*** Listed entries ***
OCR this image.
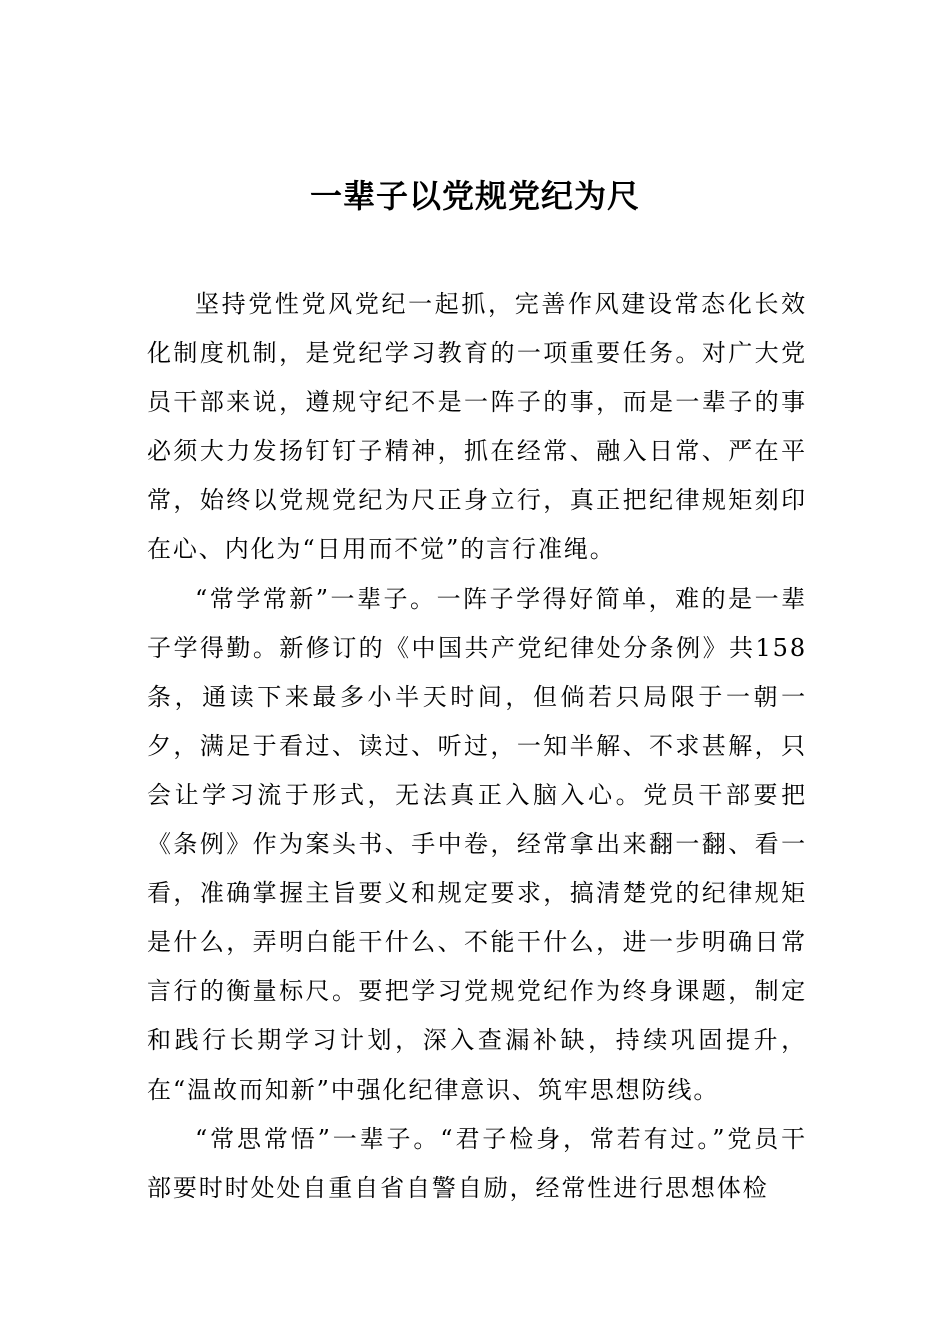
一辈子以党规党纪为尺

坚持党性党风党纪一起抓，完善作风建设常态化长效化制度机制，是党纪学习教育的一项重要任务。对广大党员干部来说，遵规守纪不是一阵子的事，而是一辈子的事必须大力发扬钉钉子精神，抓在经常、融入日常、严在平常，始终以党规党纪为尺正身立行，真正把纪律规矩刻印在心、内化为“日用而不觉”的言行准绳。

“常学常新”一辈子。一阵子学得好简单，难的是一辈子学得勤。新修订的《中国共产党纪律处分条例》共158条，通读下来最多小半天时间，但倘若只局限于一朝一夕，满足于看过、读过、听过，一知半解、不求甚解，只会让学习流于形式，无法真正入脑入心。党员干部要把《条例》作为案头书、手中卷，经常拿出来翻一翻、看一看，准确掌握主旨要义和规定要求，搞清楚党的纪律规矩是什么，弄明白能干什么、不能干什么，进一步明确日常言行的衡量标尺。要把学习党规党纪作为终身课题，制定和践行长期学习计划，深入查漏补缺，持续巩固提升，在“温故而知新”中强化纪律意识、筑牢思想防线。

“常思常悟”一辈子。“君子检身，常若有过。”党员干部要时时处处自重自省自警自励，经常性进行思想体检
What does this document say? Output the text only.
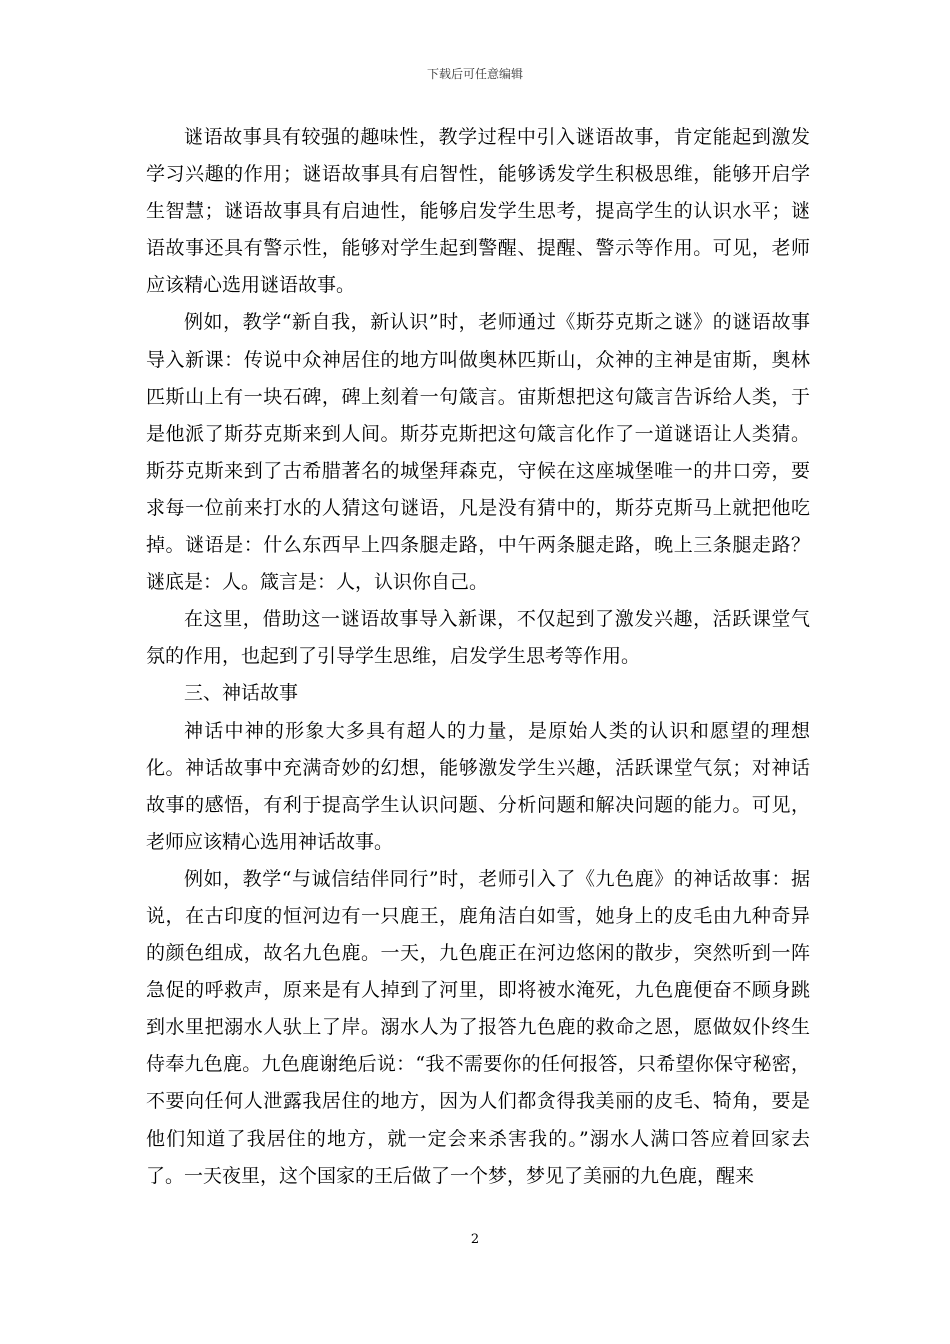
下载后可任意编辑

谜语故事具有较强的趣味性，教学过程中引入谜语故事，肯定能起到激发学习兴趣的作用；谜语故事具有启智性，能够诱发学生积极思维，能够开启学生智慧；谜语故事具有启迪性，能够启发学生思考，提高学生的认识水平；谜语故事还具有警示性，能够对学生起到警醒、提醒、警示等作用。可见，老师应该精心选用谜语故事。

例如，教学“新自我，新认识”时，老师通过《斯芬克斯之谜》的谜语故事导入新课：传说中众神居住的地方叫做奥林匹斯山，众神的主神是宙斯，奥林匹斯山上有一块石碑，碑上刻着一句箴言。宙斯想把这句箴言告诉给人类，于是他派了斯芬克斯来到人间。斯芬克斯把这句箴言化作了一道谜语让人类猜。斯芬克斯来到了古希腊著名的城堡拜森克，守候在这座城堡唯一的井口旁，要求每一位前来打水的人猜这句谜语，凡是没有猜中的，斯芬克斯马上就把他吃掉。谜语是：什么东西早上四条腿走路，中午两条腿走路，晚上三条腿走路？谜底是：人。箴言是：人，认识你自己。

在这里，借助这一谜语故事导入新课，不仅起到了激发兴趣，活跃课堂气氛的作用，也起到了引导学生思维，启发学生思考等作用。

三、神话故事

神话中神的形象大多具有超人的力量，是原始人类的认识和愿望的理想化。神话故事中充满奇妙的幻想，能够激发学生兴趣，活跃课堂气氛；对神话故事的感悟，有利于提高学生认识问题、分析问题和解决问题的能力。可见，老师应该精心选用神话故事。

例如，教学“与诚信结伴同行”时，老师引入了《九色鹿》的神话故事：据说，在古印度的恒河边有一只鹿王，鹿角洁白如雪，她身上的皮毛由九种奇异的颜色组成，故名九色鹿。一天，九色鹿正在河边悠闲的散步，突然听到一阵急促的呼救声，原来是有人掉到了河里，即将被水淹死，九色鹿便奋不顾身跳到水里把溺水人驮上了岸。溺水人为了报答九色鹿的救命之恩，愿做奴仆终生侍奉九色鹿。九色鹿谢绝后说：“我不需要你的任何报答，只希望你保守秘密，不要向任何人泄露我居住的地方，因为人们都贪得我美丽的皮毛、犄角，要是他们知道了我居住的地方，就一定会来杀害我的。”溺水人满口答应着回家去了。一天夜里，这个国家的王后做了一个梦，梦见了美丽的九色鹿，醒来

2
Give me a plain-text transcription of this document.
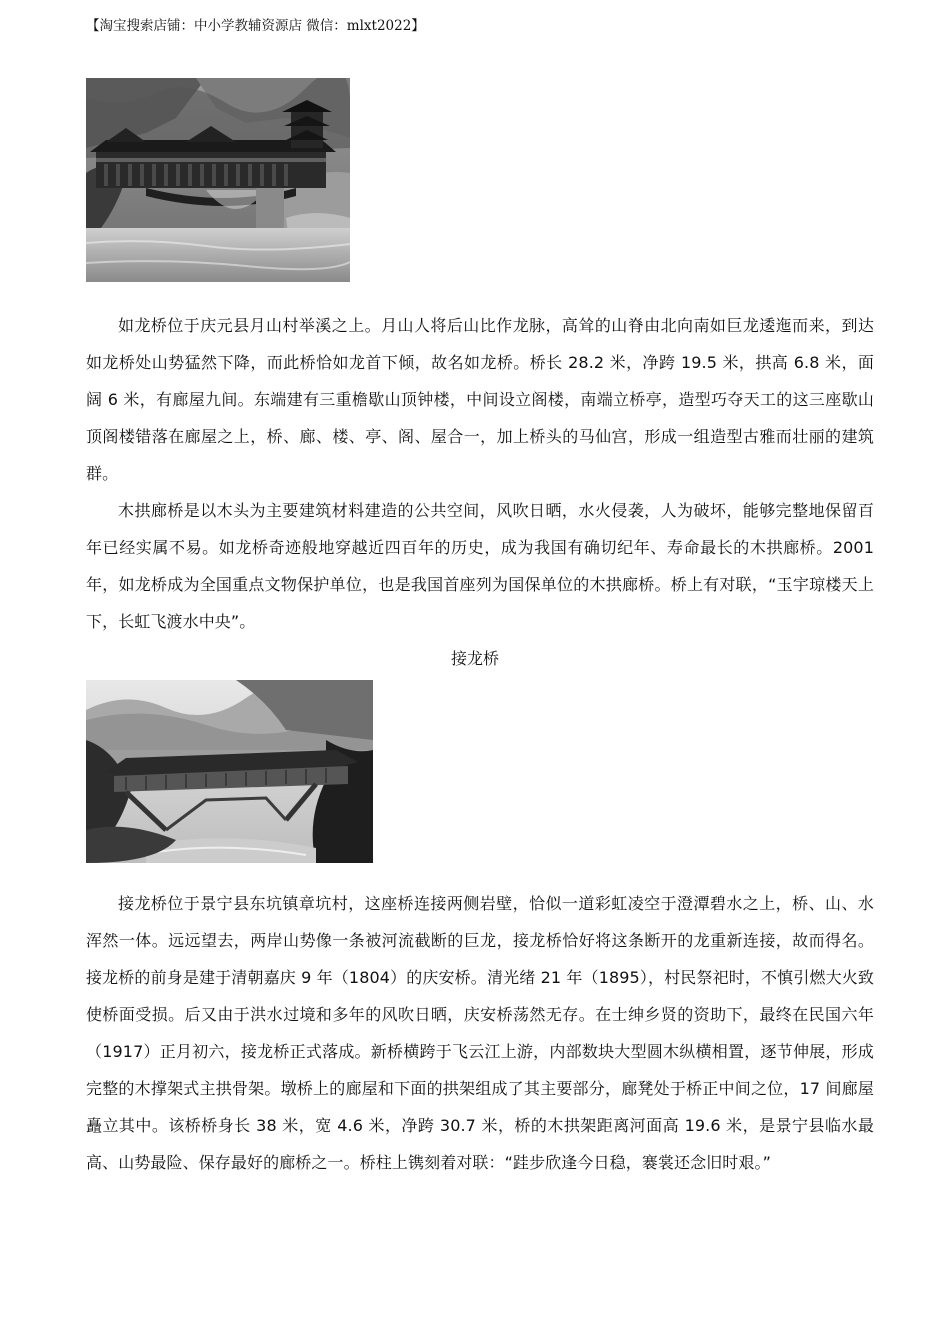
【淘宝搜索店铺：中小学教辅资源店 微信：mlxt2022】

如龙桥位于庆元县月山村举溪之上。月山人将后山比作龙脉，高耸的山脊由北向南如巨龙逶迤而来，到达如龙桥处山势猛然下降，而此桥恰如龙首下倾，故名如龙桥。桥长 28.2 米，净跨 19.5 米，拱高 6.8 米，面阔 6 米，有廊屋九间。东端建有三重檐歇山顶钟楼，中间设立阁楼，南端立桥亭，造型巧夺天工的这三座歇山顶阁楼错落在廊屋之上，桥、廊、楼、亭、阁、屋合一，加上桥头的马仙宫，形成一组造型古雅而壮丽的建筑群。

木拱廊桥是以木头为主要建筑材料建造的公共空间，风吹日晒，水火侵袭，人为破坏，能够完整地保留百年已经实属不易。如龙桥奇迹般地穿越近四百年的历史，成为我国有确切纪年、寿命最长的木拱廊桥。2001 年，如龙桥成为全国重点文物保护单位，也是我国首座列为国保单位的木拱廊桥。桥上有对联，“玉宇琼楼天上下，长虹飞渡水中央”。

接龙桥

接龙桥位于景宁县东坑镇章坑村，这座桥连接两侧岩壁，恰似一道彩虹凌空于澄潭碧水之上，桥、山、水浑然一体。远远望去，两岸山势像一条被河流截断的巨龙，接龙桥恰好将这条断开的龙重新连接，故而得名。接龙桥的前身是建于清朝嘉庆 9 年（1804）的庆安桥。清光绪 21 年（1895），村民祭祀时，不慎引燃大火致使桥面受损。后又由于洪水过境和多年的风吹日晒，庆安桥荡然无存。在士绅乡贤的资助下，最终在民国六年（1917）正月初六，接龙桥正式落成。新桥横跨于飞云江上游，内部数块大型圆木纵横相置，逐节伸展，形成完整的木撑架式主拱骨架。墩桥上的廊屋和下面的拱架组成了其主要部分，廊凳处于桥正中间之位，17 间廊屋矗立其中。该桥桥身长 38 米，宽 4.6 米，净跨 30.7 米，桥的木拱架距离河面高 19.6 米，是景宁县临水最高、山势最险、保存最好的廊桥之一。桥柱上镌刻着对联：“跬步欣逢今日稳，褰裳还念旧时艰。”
***
**Instructions for the task:**
Say how many lines in the entries contain the string "document", and say nothing else.

**Answer:**
2